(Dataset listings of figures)
----
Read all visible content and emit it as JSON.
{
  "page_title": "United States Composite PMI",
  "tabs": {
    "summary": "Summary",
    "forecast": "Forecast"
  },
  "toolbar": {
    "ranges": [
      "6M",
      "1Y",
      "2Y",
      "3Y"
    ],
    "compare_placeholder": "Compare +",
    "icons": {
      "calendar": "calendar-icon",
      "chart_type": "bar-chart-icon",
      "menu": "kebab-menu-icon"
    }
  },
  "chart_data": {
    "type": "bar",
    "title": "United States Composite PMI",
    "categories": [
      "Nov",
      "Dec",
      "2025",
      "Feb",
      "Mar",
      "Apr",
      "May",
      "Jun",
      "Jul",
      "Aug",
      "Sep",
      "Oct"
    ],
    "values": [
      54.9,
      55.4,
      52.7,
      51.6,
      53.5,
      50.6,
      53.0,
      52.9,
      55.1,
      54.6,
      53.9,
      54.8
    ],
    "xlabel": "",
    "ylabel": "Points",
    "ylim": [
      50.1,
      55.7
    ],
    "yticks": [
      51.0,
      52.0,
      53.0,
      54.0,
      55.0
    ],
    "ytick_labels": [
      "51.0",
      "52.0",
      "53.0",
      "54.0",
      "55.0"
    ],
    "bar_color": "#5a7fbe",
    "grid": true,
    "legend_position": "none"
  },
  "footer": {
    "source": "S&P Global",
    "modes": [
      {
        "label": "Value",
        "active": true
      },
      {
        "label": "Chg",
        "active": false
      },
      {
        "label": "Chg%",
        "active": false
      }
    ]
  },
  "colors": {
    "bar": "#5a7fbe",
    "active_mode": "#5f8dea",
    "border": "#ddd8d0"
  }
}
----
* [Directions] Lines that hold the word "United" are the ones to return, every one of them.

* [Result of the task]
  "page_title": "United States Composite PMI",
    "title": "United States Composite PMI",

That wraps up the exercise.